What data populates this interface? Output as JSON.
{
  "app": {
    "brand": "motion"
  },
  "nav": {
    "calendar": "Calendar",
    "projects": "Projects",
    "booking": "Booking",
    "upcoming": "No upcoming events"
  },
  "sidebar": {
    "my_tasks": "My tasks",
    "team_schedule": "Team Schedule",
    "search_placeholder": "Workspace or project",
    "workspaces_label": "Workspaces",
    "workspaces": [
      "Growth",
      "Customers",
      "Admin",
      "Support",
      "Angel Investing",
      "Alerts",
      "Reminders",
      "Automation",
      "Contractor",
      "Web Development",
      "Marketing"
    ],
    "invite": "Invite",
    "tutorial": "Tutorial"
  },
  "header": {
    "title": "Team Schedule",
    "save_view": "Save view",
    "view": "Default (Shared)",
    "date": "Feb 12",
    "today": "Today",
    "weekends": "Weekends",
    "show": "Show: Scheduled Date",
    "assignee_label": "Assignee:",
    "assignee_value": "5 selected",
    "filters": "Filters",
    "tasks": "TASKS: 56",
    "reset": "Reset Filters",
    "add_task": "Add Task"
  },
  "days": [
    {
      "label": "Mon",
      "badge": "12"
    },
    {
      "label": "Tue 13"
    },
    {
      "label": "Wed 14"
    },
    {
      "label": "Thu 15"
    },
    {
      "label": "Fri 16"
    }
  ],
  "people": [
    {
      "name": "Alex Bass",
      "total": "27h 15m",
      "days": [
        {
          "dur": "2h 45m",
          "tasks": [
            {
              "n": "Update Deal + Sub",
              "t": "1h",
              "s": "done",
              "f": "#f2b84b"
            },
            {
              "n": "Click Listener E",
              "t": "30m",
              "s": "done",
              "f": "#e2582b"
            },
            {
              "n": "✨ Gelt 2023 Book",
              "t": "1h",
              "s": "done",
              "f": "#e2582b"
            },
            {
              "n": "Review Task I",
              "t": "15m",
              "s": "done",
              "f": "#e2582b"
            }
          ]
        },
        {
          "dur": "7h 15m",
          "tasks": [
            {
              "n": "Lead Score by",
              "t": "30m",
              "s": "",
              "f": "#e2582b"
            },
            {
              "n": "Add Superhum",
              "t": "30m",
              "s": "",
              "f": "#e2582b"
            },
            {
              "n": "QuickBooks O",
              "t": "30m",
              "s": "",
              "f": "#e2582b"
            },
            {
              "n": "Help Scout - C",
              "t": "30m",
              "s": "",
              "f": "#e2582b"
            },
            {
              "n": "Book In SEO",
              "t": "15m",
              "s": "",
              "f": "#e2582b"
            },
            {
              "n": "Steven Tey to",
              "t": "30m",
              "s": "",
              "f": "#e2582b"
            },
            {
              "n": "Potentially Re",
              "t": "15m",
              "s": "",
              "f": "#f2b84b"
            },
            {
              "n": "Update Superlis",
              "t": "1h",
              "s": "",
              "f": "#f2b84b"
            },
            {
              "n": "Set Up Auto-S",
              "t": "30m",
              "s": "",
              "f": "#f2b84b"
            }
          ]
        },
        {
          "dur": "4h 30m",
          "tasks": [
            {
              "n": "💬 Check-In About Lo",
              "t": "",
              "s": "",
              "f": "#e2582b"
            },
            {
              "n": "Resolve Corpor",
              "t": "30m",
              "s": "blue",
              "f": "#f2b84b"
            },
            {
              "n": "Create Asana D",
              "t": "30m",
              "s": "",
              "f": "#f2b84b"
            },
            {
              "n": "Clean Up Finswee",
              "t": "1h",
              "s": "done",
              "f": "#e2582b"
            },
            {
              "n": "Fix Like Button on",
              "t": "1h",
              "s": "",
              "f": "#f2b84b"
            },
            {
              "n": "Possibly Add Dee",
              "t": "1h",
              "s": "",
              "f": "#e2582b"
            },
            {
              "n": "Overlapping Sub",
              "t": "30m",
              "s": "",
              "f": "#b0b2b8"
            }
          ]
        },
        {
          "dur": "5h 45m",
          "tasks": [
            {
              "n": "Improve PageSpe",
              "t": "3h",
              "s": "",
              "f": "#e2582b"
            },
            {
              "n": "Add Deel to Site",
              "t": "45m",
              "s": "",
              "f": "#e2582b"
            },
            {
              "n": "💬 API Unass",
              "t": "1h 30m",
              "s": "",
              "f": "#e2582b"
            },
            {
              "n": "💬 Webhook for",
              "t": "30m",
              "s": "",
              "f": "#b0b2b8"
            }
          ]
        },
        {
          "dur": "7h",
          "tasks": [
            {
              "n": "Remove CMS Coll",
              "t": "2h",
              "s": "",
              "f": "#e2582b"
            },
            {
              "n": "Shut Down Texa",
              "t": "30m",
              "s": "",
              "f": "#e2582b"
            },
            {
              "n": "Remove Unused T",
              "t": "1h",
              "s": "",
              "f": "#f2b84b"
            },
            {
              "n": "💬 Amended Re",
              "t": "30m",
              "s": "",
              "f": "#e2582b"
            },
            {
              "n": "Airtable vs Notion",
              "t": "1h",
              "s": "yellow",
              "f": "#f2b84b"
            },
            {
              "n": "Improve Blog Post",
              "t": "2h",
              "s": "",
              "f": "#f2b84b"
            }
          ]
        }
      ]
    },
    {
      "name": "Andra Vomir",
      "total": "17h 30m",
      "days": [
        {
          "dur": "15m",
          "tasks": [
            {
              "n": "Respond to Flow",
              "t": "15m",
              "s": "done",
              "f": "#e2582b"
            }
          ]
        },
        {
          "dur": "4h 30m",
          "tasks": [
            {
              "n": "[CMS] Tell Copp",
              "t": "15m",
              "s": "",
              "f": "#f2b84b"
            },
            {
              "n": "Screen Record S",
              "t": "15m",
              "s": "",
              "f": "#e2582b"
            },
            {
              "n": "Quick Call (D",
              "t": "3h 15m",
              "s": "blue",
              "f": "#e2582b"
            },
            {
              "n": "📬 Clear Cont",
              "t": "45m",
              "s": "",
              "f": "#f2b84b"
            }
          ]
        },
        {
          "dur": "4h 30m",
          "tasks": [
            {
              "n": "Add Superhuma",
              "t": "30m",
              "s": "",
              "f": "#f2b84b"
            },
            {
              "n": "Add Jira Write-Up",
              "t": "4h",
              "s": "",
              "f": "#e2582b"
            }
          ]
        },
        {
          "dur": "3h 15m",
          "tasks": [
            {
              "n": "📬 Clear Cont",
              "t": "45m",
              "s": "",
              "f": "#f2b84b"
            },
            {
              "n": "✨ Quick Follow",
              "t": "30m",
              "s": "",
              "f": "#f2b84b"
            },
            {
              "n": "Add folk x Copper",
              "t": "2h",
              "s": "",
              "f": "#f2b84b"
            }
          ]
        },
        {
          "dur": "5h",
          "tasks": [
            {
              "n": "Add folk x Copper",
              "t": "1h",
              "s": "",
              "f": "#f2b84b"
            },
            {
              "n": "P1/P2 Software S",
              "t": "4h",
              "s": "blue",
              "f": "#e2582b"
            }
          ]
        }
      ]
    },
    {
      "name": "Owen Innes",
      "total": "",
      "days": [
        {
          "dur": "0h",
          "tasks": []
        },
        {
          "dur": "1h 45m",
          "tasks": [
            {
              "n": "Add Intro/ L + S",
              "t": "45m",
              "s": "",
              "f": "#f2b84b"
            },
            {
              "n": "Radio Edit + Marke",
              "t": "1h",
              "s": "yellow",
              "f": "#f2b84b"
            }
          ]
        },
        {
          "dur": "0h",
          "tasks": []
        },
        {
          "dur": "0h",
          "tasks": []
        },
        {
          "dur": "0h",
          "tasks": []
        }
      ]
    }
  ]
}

· · ·

• _Set task_:
Extract every entry in the listing word for word.

• _Result for this exercise_:
What data populates this interface? Output as JSON.
{
  "app": {
    "brand": "motion"
  },
  "nav": {
    "calendar": "Calendar",
    "projects": "Projects",
    "booking": "Booking",
    "upcoming": "No upcoming events"
  },
  "sidebar": {
    "my_tasks": "My tasks",
    "team_schedule": "Team Schedule",
    "search_placeholder": "Workspace or project",
    "workspaces_label": "Workspaces",
    "workspaces": [
      "Growth",
      "Customers",
      "Admin",
      "Support",
      "Angel Investing",
      "Alerts",
      "Reminders",
      "Automation",
      "Contractor",
      "Web Development",
      "Marketing"
    ],
    "invite": "Invite",
    "tutorial": "Tutorial"
  },
  "header": {
    "title": "Team Schedule",
    "save_view": "Save view",
    "view": "Default (Shared)",
    "date": "Feb 12",
    "today": "Today",
    "weekends": "Weekends",
    "show": "Show: Scheduled Date",
    "assignee_label": "Assignee:",
    "assignee_value": "5 selected",
    "filters": "Filters",
    "tasks": "TASKS: 56",
    "reset": "Reset Filters",
    "add_task": "Add Task"
  },
  "days": [
    {
      "label": "Mon",
      "badge": "12"
    },
    {
      "label": "Tue 13"
    },
    {
      "label": "Wed 14"
    },
    {
      "label": "Thu 15"
    },
    {
      "label": "Fri 16"
    }
  ],
  "people": [
    {
      "name": "Alex Bass",
      "total": "27h 15m",
      "days": [
        {
          "dur": "2h 45m",
          "tasks": [
            {
              "n": "Update Deal + Sub",
              "t": "1h",
              "s": "done",
              "f": "#f2b84b"
            },
            {
              "n": "Click Listener E",
              "t": "30m",
              "s": "done",
              "f": "#e2582b"
            },
            {
              "n": "✨ Gelt 2023 Book",
              "t": "1h",
              "s": "done",
              "f": "#e2582b"
            },
            {
              "n": "Review Task I",
              "t": "15m",
              "s": "done",
              "f": "#e2582b"
            }
          ]
        },
        {
          "dur": "7h 15m",
          "tasks": [
            {
              "n": "Lead Score by",
              "t": "30m",
              "s": "",
              "f": "#e2582b"
            },
            {
              "n": "Add Superhum",
              "t": "30m",
              "s": "",
              "f": "#e2582b"
            },
            {
              "n": "QuickBooks O",
              "t": "30m",
              "s": "",
              "f": "#e2582b"
            },
            {
              "n": "Help Scout - C",
              "t": "30m",
              "s": "",
              "f": "#e2582b"
            },
            {
              "n": "Book In SEO",
              "t": "15m",
              "s": "",
              "f": "#e2582b"
            },
            {
              "n": "Steven Tey to",
              "t": "30m",
              "s": "",
              "f": "#e2582b"
            },
            {
              "n": "Potentially Re",
              "t": "15m",
              "s": "",
              "f": "#f2b84b"
            },
            {
              "n": "Update Superlis",
              "t": "1h",
              "s": "",
              "f": "#f2b84b"
            },
            {
              "n": "Set Up Auto-S",
              "t": "30m",
              "s": "",
              "f": "#f2b84b"
            }
          ]
        },
        {
          "dur": "4h 30m",
          "tasks": [
            {
              "n": "💬 Check-In About Lo",
              "t": "",
              "s": "",
              "f": "#e2582b"
            },
            {
              "n": "Resolve Corpor",
              "t": "30m",
              "s": "blue",
              "f": "#f2b84b"
            },
            {
              "n": "Create Asana D",
              "t": "30m",
              "s": "",
              "f": "#f2b84b"
            },
            {
              "n": "Clean Up Finswee",
              "t": "1h",
              "s": "done",
              "f": "#e2582b"
            },
            {
              "n": "Fix Like Button on",
              "t": "1h",
              "s": "",
              "f": "#f2b84b"
            },
            {
              "n": "Possibly Add Dee",
              "t": "1h",
              "s": "",
              "f": "#e2582b"
            },
            {
              "n": "Overlapping Sub",
              "t": "30m",
              "s": "",
              "f": "#b0b2b8"
            }
          ]
        },
        {
          "dur": "5h 45m",
          "tasks": [
            {
              "n": "Improve PageSpe",
              "t": "3h",
              "s": "",
              "f": "#e2582b"
            },
            {
              "n": "Add Deel to Site",
              "t": "45m",
              "s": "",
              "f": "#e2582b"
            },
            {
              "n": "💬 API Unass",
              "t": "1h 30m",
              "s": "",
              "f": "#e2582b"
            },
            {
              "n": "💬 Webhook for",
              "t": "30m",
              "s": "",
              "f": "#b0b2b8"
            }
          ]
        },
        {
          "dur": "7h",
          "tasks": [
            {
              "n": "Remove CMS Coll",
              "t": "2h",
              "s": "",
              "f": "#e2582b"
            },
            {
              "n": "Shut Down Texa",
              "t": "30m",
              "s": "",
              "f": "#e2582b"
            },
            {
              "n": "Remove Unused T",
              "t": "1h",
              "s": "",
              "f": "#f2b84b"
            },
            {
              "n": "💬 Amended Re",
              "t": "30m",
              "s": "",
              "f": "#e2582b"
            },
            {
              "n": "Airtable vs Notion",
              "t": "1h",
              "s": "yellow",
              "f": "#f2b84b"
            },
            {
              "n": "Improve Blog Post",
              "t": "2h",
              "s": "",
              "f": "#f2b84b"
            }
          ]
        }
      ]
    },
    {
      "name": "Andra Vomir",
      "total": "17h 30m",
      "days": [
        {
          "dur": "15m",
          "tasks": [
            {
              "n": "Respond to Flow",
              "t": "15m",
              "s": "done",
              "f": "#e2582b"
            }
          ]
        },
        {
          "dur": "4h 30m",
          "tasks": [
            {
              "n": "[CMS] Tell Copp",
              "t": "15m",
              "s": "",
              "f": "#f2b84b"
            },
            {
              "n": "Screen Record S",
              "t": "15m",
              "s": "",
              "f": "#e2582b"
            },
            {
              "n": "Quick Call (D",
              "t": "3h 15m",
              "s": "blue",
              "f": "#e2582b"
            },
            {
              "n": "📬 Clear Cont",
              "t": "45m",
              "s": "",
              "f": "#f2b84b"
            }
          ]
        },
        {
          "dur": "4h 30m",
          "tasks": [
            {
              "n": "Add Superhuma",
              "t": "30m",
              "s": "",
              "f": "#f2b84b"
            },
            {
              "n": "Add Jira Write-Up",
              "t": "4h",
              "s": "",
              "f": "#e2582b"
            }
          ]
        },
        {
          "dur": "3h 15m",
          "tasks": [
            {
              "n": "📬 Clear Cont",
              "t": "45m",
              "s": "",
              "f": "#f2b84b"
            },
            {
              "n": "✨ Quick Follow",
              "t": "30m",
              "s": "",
              "f": "#f2b84b"
            },
            {
              "n": "Add folk x Copper",
              "t": "2h",
              "s": "",
              "f": "#f2b84b"
            }
          ]
        },
        {
          "dur": "5h",
          "tasks": [
            {
              "n": "Add folk x Copper",
              "t": "1h",
              "s": "",
              "f": "#f2b84b"
            },
            {
              "n": "P1/P2 Software S",
              "t": "4h",
              "s": "blue",
              "f": "#e2582b"
            }
          ]
        }
      ]
    },
    {
      "name": "Owen Innes",
      "total": "",
      "days": [
        {
          "dur": "0h",
          "tasks": []
        },
        {
          "dur": "1h 45m",
          "tasks": [
            {
              "n": "Add Intro/ L + S",
              "t": "45m",
              "s": "",
              "f": "#f2b84b"
            },
            {
              "n": "Radio Edit + Marke",
              "t": "1h",
              "s": "yellow",
              "f": "#f2b84b"
            }
          ]
        },
        {
          "dur": "0h",
          "tasks": []
        },
        {
          "dur": "0h",
          "tasks": []
        },
        {
          "dur": "0h",
          "tasks": []
        }
      ]
    }
  ]
}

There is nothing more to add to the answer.